* [Short exercise]
Count each line below that has "xlabel" anywhere in it. Answer with the total alone.

* [Input data]
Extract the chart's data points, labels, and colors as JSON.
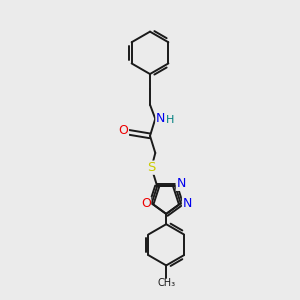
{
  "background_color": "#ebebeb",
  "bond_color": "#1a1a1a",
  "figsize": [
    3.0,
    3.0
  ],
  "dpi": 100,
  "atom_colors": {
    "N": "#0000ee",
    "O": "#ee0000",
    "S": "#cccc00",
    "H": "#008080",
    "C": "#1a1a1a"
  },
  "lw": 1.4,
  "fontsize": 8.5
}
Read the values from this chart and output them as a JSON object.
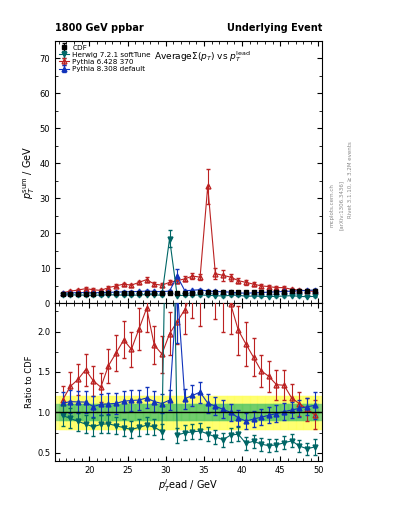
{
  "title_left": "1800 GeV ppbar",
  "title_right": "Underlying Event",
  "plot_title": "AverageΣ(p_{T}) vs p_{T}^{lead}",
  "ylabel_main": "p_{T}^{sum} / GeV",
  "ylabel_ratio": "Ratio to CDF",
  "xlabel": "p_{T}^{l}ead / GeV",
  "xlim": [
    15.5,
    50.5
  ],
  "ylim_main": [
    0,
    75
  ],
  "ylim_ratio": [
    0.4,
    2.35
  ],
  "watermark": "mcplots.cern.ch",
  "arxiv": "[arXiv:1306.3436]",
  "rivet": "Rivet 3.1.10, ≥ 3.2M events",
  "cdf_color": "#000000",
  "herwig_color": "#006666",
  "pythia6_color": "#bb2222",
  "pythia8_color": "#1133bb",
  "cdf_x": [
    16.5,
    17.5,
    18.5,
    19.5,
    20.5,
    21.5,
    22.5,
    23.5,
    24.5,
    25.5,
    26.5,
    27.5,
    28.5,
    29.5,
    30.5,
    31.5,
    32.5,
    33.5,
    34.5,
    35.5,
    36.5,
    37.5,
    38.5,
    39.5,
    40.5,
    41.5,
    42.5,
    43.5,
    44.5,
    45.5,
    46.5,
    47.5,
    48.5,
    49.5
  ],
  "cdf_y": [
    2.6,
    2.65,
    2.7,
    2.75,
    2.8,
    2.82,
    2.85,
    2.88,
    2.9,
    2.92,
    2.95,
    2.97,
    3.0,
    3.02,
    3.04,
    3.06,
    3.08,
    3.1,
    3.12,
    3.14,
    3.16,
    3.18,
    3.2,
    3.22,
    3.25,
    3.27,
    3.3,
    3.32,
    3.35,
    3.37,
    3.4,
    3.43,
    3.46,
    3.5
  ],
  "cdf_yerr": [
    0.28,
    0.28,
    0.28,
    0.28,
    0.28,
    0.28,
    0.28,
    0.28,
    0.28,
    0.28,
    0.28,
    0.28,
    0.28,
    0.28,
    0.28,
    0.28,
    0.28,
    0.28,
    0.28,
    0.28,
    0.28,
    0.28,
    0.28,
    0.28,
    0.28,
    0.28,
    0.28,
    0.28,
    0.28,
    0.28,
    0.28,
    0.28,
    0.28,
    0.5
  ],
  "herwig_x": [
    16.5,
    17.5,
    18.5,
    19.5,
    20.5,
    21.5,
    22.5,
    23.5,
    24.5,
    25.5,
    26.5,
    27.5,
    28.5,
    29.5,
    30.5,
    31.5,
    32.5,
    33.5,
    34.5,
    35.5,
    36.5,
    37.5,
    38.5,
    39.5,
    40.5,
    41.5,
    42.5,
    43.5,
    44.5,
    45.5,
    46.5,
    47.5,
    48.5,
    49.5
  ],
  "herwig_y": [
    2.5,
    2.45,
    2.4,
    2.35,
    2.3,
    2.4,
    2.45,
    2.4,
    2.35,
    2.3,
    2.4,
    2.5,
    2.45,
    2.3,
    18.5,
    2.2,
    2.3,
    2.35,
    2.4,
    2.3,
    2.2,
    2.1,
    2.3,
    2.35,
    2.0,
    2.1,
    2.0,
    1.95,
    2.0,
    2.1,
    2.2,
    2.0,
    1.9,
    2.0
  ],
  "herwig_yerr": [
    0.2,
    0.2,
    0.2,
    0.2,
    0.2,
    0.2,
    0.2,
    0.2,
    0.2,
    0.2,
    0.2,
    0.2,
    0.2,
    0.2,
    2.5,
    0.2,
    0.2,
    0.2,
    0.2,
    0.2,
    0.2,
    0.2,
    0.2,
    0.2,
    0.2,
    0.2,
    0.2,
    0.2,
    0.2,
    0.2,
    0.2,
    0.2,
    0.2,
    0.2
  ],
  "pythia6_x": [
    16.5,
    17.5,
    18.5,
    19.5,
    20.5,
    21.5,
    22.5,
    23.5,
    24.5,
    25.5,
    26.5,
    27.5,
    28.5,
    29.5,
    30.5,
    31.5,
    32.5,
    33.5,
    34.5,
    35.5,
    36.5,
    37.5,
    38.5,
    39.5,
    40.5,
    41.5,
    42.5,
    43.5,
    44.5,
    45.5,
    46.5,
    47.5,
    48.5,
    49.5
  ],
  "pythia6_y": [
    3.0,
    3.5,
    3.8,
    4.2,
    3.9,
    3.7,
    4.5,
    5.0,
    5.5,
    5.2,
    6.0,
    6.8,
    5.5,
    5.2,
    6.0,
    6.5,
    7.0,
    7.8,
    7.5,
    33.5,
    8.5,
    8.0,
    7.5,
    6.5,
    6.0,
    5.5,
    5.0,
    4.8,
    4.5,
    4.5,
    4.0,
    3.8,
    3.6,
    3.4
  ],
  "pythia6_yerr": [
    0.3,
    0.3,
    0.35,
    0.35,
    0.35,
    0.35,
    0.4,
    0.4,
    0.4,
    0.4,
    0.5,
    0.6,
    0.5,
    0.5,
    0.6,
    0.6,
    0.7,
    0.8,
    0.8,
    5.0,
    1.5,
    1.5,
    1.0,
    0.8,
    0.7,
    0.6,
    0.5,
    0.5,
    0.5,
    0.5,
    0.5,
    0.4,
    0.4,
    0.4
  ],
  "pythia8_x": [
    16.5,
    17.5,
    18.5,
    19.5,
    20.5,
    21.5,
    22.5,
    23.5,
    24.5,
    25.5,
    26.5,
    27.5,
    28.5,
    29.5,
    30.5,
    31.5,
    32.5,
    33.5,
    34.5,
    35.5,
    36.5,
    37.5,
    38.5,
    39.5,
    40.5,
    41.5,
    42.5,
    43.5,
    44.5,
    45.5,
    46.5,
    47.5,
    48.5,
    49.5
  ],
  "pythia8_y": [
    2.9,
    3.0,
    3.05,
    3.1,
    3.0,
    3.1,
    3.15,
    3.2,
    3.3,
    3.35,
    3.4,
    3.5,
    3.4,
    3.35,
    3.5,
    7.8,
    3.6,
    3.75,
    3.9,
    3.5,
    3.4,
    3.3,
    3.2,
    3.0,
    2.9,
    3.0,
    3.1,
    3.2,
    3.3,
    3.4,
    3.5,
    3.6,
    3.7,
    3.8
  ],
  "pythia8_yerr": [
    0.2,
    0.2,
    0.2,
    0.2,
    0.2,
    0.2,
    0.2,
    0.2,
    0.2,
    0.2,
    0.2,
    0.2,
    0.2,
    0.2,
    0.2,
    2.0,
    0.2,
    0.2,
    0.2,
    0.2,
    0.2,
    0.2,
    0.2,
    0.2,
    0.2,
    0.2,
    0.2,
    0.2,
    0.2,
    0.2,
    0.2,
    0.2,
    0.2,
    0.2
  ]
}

* * *

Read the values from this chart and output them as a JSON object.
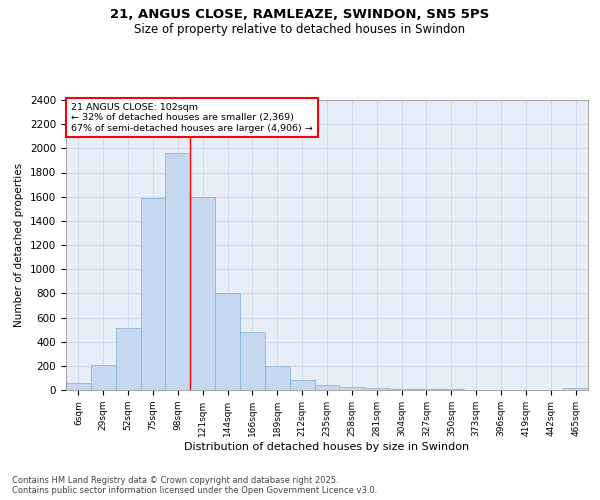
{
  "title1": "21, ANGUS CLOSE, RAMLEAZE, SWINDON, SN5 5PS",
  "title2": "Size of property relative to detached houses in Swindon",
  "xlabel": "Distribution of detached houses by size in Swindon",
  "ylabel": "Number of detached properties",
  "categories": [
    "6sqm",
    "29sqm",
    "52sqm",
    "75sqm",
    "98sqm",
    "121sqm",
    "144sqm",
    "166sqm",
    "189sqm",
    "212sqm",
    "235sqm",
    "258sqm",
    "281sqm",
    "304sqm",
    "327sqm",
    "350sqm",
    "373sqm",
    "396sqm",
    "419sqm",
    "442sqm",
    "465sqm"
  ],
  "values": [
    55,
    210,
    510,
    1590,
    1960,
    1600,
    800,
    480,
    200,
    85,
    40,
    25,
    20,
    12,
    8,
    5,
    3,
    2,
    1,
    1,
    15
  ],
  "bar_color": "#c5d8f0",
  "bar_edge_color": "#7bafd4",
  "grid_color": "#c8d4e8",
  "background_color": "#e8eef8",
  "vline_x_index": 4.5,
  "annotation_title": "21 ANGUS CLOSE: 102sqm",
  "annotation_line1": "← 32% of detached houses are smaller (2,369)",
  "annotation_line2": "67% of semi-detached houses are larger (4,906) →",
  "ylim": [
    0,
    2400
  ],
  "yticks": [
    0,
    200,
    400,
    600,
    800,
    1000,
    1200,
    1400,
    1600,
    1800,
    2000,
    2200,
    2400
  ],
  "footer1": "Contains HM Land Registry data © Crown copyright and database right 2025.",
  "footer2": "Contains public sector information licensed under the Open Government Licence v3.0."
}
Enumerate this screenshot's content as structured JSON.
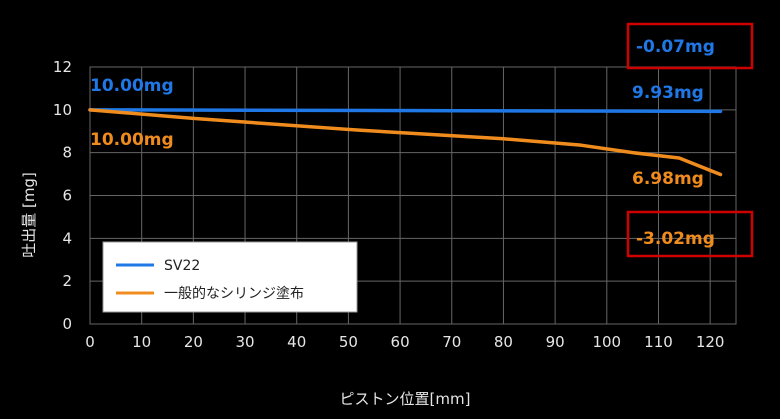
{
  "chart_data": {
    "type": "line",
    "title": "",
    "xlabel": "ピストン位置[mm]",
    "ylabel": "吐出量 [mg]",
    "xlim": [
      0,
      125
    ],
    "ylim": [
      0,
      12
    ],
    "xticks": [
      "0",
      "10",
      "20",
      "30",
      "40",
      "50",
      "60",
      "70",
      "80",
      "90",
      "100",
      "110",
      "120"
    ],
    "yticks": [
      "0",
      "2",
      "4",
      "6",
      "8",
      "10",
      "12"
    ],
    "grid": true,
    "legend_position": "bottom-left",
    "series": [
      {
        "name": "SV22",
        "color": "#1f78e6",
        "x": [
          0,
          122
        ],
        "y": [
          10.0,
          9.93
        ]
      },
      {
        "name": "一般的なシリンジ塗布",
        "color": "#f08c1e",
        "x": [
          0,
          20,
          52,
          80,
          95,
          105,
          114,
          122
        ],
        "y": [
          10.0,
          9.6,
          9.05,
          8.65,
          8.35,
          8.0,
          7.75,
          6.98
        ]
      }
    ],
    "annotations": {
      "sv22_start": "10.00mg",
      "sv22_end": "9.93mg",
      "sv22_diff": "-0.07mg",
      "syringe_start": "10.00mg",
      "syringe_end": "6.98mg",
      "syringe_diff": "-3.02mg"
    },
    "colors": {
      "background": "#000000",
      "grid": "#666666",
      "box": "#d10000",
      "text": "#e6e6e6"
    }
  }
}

* [Solution for this exercise]
3